Sort through the entries below and pull out lines containing the word "text".

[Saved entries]
········

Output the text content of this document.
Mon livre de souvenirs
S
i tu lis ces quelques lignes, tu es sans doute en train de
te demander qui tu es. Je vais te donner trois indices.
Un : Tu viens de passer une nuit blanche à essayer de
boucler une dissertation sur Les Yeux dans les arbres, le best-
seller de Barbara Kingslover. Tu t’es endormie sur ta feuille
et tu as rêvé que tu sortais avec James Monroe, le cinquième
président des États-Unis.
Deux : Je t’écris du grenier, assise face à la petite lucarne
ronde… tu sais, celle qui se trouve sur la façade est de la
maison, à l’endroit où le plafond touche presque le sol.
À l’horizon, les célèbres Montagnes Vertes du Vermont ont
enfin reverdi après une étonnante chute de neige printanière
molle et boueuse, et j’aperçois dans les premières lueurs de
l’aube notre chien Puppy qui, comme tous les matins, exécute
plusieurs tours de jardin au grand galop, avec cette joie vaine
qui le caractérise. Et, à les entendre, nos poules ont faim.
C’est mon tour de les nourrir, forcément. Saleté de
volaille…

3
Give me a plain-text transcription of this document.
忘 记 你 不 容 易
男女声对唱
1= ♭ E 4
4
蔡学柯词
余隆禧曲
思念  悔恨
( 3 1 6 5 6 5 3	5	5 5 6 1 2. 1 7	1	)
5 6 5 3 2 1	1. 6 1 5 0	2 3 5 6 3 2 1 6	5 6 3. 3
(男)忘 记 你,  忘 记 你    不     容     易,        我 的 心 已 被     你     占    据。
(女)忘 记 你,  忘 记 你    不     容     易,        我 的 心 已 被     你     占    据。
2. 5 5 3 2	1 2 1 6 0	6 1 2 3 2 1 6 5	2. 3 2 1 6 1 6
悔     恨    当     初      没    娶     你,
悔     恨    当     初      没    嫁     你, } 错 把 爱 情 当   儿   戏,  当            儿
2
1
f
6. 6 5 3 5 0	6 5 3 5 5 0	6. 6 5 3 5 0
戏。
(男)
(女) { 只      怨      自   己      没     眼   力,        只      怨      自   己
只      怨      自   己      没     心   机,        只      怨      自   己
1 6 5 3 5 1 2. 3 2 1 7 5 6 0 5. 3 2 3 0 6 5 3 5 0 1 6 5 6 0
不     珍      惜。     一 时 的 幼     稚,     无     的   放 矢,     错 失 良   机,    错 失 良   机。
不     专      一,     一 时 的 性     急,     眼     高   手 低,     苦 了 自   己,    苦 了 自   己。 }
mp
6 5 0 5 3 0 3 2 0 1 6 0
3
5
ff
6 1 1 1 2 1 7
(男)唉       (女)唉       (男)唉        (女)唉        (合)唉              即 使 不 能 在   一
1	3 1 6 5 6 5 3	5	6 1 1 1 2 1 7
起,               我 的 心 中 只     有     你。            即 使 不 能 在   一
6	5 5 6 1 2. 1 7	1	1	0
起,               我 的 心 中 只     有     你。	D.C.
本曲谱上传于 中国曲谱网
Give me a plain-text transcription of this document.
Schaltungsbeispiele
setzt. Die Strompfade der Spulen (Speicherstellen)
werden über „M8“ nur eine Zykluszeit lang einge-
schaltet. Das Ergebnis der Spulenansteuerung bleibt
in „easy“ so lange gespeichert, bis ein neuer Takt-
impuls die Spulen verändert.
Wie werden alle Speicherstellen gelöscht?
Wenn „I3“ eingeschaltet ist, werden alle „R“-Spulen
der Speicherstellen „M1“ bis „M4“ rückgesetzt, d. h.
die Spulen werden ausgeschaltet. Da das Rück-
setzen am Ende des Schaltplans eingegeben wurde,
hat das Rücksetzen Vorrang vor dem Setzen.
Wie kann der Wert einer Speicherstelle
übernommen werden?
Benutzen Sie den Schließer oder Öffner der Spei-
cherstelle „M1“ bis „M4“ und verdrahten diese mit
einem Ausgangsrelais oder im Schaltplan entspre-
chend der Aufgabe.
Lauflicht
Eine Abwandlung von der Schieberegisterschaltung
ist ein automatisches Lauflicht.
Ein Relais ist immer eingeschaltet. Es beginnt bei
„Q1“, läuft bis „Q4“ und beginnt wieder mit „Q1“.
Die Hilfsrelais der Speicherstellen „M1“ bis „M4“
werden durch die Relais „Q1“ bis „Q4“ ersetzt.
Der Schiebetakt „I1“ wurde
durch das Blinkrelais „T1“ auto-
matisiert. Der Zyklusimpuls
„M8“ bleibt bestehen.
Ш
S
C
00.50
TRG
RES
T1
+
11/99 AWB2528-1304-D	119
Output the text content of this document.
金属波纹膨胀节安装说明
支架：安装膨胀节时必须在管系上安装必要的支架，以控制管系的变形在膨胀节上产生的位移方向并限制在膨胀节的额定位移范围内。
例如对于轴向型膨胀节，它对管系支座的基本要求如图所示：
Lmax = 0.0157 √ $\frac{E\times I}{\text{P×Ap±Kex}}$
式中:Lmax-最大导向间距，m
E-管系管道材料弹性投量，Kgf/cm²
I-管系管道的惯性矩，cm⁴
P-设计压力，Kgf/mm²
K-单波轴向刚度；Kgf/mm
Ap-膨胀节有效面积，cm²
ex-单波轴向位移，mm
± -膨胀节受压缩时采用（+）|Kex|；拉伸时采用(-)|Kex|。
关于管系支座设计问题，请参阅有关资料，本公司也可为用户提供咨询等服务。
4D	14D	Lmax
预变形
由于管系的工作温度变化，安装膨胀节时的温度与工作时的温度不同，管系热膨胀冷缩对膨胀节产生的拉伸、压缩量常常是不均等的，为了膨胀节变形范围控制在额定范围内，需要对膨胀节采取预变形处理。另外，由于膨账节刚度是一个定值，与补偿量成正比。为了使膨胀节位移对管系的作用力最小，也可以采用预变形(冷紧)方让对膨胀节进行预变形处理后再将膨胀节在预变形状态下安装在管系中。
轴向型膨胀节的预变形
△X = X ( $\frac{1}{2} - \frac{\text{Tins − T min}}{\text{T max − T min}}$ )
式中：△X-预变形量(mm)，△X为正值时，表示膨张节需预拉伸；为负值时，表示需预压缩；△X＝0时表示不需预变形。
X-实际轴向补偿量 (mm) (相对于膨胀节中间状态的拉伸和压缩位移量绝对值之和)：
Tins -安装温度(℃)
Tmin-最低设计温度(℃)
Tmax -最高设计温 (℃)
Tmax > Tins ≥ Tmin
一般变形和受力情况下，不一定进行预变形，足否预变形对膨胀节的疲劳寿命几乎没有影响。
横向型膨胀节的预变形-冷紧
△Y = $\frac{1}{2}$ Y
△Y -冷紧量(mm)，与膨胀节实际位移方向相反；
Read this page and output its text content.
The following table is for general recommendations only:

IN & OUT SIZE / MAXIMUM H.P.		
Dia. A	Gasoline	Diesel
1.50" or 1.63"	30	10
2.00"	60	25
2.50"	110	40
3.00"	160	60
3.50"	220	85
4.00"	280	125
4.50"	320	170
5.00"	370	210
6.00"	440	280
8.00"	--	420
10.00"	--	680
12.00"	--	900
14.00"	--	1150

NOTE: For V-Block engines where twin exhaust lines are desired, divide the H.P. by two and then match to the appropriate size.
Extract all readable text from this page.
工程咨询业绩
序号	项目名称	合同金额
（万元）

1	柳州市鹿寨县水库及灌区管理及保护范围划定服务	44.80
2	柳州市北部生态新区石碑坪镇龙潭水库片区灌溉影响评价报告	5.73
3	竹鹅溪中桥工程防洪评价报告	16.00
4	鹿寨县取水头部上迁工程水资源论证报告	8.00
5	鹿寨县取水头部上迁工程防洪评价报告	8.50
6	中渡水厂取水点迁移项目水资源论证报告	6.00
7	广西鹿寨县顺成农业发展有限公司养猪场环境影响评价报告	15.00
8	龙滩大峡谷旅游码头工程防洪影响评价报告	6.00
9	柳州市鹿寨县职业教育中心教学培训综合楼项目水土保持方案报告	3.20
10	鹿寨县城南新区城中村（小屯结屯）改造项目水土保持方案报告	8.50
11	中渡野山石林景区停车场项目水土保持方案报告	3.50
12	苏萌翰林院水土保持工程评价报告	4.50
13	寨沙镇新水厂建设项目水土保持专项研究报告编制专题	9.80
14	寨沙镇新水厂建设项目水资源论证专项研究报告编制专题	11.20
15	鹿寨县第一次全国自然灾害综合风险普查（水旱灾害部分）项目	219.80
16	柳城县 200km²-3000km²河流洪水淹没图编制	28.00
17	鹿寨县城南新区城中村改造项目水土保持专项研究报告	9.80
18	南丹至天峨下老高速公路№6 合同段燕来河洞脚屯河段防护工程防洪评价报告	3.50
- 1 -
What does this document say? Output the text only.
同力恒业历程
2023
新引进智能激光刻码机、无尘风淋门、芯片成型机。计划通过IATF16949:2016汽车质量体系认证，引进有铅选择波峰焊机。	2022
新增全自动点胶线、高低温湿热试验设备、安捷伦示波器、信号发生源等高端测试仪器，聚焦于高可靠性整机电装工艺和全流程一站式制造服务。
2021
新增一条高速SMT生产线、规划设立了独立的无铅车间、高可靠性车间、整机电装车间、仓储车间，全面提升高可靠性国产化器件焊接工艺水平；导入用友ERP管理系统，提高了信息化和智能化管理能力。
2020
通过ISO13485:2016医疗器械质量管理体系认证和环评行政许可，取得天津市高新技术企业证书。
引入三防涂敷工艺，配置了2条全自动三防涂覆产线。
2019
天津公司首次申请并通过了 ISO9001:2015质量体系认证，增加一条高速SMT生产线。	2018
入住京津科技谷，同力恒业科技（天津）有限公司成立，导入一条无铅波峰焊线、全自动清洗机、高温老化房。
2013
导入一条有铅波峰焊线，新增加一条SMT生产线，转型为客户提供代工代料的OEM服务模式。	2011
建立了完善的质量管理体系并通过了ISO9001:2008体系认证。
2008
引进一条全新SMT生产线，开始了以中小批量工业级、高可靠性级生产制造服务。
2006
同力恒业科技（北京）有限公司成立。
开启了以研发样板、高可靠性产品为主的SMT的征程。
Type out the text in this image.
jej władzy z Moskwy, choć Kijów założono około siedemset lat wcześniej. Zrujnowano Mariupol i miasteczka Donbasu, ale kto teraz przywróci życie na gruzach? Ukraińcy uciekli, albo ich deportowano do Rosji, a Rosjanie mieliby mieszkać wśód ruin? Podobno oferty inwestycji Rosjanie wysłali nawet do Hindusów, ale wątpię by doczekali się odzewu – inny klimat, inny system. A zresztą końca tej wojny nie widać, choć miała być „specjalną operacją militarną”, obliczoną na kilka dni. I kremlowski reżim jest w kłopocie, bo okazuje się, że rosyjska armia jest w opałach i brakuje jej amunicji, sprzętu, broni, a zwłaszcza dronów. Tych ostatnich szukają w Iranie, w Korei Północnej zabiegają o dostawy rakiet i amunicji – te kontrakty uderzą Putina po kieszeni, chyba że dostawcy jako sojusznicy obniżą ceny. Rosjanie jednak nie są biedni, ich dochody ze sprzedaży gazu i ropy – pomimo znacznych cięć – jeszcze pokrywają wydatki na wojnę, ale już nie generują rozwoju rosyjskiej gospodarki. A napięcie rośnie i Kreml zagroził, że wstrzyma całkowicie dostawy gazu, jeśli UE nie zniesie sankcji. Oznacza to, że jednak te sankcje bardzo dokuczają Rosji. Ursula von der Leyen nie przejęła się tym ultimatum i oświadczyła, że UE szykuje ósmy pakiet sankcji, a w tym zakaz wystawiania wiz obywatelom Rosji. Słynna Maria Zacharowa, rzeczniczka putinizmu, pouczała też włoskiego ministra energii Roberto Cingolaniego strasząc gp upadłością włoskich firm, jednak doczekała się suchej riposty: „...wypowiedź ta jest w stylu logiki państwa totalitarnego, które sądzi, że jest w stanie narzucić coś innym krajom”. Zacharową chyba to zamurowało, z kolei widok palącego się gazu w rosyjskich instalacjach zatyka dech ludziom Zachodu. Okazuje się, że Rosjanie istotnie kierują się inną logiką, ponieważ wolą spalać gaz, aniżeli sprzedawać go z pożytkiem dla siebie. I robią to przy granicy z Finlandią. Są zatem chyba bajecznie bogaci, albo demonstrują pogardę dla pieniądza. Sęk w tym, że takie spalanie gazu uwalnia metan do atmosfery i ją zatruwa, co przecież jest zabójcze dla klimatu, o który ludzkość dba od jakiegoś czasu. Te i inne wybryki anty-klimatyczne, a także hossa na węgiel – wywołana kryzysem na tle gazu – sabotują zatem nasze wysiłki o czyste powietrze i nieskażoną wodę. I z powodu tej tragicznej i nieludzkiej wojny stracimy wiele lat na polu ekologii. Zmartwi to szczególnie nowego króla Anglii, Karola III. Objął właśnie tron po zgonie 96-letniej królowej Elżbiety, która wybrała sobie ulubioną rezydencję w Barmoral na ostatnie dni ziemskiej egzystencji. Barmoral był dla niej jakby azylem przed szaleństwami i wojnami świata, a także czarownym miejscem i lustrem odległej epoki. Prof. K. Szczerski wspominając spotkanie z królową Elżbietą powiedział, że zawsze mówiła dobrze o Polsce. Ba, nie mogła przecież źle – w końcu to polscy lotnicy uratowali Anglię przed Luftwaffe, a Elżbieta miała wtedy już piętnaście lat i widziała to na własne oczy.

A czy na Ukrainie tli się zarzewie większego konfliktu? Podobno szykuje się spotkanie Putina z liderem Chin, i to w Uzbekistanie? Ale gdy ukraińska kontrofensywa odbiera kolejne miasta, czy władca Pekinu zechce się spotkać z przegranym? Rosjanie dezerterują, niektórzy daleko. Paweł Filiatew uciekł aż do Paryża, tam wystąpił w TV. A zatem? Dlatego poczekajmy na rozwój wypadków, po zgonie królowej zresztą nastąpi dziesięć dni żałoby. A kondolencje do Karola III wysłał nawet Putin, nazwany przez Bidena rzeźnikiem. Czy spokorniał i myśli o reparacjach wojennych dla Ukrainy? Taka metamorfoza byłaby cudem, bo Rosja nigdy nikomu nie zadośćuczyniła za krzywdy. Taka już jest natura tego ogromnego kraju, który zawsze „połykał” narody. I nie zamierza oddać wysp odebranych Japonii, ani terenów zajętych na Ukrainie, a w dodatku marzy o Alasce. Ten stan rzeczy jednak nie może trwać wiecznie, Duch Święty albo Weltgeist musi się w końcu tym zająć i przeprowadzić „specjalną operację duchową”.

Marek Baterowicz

········

> [Exercise output]:
Output the text content of this document.
Give me a plain-text transcription of this document.
Give me a plain-text transcription of this document.
Output the text content of this document.
Lmax = 0.0157 √ $\frac{E\times I}{\text{P×Ap±Kex}}$
△X = X ( $\frac{1}{2} - \frac{\text{Tins − T min}}{\text{T max − T min}}$ )
Read this page and output its text content.
Extract all readable text from this page.
What does this document say? Output the text only.
Type out the text in this image.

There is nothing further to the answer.